* [Do this]
Output the material below in full, exactly as it is.

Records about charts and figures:

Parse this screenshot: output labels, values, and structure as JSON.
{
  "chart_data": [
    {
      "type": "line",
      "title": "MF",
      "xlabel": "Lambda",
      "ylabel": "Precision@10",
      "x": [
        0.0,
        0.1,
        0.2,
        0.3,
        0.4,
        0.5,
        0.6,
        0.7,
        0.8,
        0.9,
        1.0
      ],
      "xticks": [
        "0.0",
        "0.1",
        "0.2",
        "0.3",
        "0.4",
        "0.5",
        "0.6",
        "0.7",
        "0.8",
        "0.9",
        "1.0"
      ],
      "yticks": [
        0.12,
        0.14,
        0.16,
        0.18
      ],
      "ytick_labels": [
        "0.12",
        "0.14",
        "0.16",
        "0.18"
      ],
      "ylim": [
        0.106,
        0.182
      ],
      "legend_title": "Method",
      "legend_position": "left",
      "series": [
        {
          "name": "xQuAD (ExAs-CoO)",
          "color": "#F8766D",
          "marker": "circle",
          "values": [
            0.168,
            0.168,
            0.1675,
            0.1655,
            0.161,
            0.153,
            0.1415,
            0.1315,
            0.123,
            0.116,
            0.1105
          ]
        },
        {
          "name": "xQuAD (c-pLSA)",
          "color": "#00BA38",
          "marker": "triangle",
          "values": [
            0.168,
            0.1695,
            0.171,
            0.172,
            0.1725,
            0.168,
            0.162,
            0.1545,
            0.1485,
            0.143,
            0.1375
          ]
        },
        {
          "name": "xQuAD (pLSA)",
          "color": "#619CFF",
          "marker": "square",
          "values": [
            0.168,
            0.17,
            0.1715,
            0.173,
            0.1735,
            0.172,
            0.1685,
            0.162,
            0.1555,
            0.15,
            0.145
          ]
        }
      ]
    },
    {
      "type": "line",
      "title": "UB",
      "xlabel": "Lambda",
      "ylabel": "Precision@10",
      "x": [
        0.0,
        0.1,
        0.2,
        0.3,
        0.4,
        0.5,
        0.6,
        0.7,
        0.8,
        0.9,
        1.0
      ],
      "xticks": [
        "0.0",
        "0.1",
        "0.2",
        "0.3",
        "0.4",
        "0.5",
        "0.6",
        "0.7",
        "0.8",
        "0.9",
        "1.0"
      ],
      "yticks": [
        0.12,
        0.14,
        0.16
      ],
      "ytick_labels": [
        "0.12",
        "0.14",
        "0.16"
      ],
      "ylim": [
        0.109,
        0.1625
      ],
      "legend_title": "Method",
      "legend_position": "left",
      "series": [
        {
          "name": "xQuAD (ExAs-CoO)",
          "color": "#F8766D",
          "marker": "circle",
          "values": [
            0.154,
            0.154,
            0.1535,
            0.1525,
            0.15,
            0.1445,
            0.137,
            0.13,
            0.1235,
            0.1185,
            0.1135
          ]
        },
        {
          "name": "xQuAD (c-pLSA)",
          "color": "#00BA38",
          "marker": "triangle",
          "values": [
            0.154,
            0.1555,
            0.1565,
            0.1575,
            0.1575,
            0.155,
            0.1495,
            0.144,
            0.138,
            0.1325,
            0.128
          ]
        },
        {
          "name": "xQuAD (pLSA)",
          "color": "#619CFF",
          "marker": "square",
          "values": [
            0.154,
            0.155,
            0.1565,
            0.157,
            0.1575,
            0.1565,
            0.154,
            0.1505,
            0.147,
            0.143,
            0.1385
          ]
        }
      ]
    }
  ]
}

* [Completed task]
Parse this screenshot: output labels, values, and structure as JSON.
{
  "chart_data": [
    {
      "type": "line",
      "title": "MF",
      "xlabel": "Lambda",
      "ylabel": "Precision@10",
      "x": [
        0.0,
        0.1,
        0.2,
        0.3,
        0.4,
        0.5,
        0.6,
        0.7,
        0.8,
        0.9,
        1.0
      ],
      "xticks": [
        "0.0",
        "0.1",
        "0.2",
        "0.3",
        "0.4",
        "0.5",
        "0.6",
        "0.7",
        "0.8",
        "0.9",
        "1.0"
      ],
      "yticks": [
        0.12,
        0.14,
        0.16,
        0.18
      ],
      "ytick_labels": [
        "0.12",
        "0.14",
        "0.16",
        "0.18"
      ],
      "ylim": [
        0.106,
        0.182
      ],
      "legend_title": "Method",
      "legend_position": "left",
      "series": [
        {
          "name": "xQuAD (ExAs-CoO)",
          "color": "#F8766D",
          "marker": "circle",
          "values": [
            0.168,
            0.168,
            0.1675,
            0.1655,
            0.161,
            0.153,
            0.1415,
            0.1315,
            0.123,
            0.116,
            0.1105
          ]
        },
        {
          "name": "xQuAD (c-pLSA)",
          "color": "#00BA38",
          "marker": "triangle",
          "values": [
            0.168,
            0.1695,
            0.171,
            0.172,
            0.1725,
            0.168,
            0.162,
            0.1545,
            0.1485,
            0.143,
            0.1375
          ]
        },
        {
          "name": "xQuAD (pLSA)",
          "color": "#619CFF",
          "marker": "square",
          "values": [
            0.168,
            0.17,
            0.1715,
            0.173,
            0.1735,
            0.172,
            0.1685,
            0.162,
            0.1555,
            0.15,
            0.145
          ]
        }
      ]
    },
    {
      "type": "line",
      "title": "UB",
      "xlabel": "Lambda",
      "ylabel": "Precision@10",
      "x": [
        0.0,
        0.1,
        0.2,
        0.3,
        0.4,
        0.5,
        0.6,
        0.7,
        0.8,
        0.9,
        1.0
      ],
      "xticks": [
        "0.0",
        "0.1",
        "0.2",
        "0.3",
        "0.4",
        "0.5",
        "0.6",
        "0.7",
        "0.8",
        "0.9",
        "1.0"
      ],
      "yticks": [
        0.12,
        0.14,
        0.16
      ],
      "ytick_labels": [
        "0.12",
        "0.14",
        "0.16"
      ],
      "ylim": [
        0.109,
        0.1625
      ],
      "legend_title": "Method",
      "legend_position": "left",
      "series": [
        {
          "name": "xQuAD (ExAs-CoO)",
          "color": "#F8766D",
          "marker": "circle",
          "values": [
            0.154,
            0.154,
            0.1535,
            0.1525,
            0.15,
            0.1445,
            0.137,
            0.13,
            0.1235,
            0.1185,
            0.1135
          ]
        },
        {
          "name": "xQuAD (c-pLSA)",
          "color": "#00BA38",
          "marker": "triangle",
          "values": [
            0.154,
            0.1555,
            0.1565,
            0.1575,
            0.1575,
            0.155,
            0.1495,
            0.144,
            0.138,
            0.1325,
            0.128
          ]
        },
        {
          "name": "xQuAD (pLSA)",
          "color": "#619CFF",
          "marker": "square",
          "values": [
            0.154,
            0.155,
            0.1565,
            0.157,
            0.1575,
            0.1565,
            0.154,
            0.1505,
            0.147,
            0.143,
            0.1385
          ]
        }
      ]
    }
  ]
}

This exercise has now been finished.